# START OF Dataset extract

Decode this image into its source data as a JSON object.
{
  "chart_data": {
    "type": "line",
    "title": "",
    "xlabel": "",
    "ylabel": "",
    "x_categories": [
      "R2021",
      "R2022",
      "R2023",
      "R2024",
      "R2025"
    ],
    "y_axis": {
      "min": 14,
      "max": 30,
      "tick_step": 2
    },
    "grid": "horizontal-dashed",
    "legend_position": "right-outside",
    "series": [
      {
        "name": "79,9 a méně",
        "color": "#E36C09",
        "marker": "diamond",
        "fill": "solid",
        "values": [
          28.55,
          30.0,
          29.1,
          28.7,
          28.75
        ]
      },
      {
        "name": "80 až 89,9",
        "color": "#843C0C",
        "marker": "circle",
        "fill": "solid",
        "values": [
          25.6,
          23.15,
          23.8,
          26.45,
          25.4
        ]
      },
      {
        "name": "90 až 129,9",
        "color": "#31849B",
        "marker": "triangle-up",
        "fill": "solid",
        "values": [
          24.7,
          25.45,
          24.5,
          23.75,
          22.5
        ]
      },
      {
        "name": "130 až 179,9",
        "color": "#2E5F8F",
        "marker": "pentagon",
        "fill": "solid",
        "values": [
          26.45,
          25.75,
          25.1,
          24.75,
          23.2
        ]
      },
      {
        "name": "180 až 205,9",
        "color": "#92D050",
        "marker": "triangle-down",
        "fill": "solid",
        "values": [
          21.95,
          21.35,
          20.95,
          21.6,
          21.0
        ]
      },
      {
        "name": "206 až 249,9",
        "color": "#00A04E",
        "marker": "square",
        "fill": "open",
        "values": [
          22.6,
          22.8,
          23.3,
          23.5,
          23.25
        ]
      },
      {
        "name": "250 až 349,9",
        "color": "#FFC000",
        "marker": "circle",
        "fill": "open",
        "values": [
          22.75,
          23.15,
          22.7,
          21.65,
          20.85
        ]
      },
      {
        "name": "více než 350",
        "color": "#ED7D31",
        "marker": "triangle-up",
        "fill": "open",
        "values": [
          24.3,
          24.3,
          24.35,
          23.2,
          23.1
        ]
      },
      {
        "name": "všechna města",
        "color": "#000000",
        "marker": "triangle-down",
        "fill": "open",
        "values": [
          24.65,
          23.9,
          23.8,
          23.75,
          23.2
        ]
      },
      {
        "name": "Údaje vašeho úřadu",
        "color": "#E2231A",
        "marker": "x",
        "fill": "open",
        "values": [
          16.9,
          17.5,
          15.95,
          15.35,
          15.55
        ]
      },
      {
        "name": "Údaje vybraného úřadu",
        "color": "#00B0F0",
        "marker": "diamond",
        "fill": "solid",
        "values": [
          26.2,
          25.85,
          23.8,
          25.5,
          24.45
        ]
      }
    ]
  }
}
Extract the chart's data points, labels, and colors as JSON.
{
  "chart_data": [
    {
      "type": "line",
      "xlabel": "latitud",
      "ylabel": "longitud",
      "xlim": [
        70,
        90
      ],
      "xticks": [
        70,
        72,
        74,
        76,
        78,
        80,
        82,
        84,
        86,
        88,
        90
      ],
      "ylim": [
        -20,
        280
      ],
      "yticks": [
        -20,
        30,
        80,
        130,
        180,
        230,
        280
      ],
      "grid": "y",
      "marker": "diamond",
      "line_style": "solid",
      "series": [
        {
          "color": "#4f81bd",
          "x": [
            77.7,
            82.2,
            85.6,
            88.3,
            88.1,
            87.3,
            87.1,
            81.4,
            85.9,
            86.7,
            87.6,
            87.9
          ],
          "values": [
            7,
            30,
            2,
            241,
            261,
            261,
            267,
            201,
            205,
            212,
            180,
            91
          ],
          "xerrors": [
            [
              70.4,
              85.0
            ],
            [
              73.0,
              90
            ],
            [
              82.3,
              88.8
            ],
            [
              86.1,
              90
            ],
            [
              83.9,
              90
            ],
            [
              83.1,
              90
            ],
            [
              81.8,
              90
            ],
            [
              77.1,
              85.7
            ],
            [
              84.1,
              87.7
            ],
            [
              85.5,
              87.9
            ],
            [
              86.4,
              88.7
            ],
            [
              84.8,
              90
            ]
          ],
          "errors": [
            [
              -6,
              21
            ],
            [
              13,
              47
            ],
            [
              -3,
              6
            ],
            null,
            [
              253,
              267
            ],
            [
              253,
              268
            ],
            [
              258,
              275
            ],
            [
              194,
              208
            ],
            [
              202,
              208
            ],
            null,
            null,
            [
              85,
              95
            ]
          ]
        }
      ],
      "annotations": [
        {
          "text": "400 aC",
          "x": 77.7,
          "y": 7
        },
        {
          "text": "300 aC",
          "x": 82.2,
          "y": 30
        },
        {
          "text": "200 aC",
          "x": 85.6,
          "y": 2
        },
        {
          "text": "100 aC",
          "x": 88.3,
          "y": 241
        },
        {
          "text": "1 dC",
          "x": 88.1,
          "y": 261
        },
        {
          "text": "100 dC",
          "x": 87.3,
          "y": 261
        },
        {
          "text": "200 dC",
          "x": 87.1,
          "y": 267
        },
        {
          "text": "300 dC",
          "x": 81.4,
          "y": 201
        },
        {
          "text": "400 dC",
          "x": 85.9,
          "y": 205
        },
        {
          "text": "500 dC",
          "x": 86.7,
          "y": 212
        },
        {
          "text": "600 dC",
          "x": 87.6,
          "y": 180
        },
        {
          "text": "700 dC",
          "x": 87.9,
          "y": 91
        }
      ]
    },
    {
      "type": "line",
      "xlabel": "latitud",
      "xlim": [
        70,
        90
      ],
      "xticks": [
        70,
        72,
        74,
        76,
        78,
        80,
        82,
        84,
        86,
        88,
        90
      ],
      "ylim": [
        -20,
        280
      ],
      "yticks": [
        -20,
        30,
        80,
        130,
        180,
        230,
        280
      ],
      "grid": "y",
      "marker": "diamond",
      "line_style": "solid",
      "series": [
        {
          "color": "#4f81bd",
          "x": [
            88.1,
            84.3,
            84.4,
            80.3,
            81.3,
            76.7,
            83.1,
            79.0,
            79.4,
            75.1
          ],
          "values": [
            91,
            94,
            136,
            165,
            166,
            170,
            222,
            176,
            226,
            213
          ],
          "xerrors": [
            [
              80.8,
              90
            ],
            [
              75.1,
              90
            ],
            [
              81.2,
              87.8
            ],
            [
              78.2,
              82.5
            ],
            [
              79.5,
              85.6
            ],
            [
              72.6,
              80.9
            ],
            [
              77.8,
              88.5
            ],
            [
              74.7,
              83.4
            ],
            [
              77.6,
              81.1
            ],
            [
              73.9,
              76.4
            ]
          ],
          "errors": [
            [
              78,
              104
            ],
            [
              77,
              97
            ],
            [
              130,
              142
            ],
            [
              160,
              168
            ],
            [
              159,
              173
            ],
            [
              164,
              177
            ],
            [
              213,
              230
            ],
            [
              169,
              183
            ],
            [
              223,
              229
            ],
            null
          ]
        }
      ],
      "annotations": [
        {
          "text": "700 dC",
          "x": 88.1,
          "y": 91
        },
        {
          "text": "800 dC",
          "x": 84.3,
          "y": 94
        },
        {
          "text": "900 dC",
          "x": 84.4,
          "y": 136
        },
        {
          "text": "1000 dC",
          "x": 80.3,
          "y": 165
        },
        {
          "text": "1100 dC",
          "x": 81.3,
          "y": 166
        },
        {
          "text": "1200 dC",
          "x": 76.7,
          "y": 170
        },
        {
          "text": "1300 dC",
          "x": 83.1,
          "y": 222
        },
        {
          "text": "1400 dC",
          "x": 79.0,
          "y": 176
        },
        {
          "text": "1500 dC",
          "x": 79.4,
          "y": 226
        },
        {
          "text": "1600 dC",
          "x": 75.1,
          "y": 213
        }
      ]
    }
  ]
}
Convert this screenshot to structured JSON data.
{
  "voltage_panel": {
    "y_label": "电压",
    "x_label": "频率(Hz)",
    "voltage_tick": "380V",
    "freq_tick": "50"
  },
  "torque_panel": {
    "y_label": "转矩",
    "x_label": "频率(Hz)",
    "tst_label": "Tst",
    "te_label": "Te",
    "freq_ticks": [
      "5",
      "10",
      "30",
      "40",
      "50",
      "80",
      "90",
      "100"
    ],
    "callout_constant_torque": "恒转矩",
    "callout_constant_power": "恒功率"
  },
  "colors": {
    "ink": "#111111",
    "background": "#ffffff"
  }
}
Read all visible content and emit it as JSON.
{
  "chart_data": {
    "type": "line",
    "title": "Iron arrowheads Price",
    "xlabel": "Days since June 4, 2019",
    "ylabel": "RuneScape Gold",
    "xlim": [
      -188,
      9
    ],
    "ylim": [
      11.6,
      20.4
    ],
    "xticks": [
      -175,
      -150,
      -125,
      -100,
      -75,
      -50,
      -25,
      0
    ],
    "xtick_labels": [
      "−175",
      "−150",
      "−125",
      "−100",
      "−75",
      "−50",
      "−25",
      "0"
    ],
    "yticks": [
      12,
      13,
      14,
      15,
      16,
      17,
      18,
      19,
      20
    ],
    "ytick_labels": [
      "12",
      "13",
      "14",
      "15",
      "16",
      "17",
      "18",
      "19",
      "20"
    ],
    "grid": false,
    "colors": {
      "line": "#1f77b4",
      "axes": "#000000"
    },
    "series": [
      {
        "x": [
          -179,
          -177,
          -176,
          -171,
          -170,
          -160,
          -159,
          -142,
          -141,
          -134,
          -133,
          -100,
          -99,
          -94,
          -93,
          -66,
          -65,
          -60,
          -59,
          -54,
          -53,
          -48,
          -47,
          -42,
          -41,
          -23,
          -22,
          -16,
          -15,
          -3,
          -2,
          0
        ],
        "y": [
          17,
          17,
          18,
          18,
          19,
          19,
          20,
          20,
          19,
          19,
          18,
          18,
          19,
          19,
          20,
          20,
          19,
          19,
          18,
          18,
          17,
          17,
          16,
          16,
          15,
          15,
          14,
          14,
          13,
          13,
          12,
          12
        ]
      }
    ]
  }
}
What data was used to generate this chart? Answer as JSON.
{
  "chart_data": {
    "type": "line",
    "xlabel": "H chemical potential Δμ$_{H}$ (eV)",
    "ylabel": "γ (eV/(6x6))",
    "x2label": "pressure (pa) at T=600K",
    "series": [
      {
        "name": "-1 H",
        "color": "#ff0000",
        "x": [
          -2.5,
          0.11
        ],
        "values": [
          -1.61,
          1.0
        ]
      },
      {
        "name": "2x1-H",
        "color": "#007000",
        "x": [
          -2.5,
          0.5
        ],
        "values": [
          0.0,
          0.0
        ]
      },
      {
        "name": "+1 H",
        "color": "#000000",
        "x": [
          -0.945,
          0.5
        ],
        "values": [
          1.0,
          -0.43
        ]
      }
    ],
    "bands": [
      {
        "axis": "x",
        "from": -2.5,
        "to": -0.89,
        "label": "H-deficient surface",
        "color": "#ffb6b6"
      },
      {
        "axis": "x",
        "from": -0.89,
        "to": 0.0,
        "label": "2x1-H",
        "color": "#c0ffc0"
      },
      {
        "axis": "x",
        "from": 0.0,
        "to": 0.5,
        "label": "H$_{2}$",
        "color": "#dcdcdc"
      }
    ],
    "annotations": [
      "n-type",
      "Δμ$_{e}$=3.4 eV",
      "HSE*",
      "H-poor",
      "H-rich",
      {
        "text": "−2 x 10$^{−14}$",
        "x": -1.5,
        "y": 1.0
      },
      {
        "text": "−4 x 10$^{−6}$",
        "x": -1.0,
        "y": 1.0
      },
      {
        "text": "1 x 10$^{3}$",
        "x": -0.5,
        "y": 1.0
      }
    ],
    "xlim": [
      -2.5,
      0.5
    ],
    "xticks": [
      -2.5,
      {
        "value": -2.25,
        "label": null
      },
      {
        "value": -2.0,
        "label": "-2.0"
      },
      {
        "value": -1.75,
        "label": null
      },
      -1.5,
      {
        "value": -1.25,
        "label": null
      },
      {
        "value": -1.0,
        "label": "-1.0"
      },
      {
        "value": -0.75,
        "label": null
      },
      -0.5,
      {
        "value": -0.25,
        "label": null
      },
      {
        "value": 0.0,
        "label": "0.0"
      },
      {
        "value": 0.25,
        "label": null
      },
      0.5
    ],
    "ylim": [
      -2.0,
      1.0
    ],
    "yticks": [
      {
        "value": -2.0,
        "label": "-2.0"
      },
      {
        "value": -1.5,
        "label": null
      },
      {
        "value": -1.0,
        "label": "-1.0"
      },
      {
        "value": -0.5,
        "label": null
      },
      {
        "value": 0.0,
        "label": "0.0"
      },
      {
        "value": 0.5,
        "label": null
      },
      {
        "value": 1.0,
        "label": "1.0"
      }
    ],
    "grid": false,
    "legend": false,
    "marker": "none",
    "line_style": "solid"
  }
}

# END OF Dataset extract

» **Task objective**
Reply with one number only: the count of lines in the entries that contain "Údaje".

» **Result**
2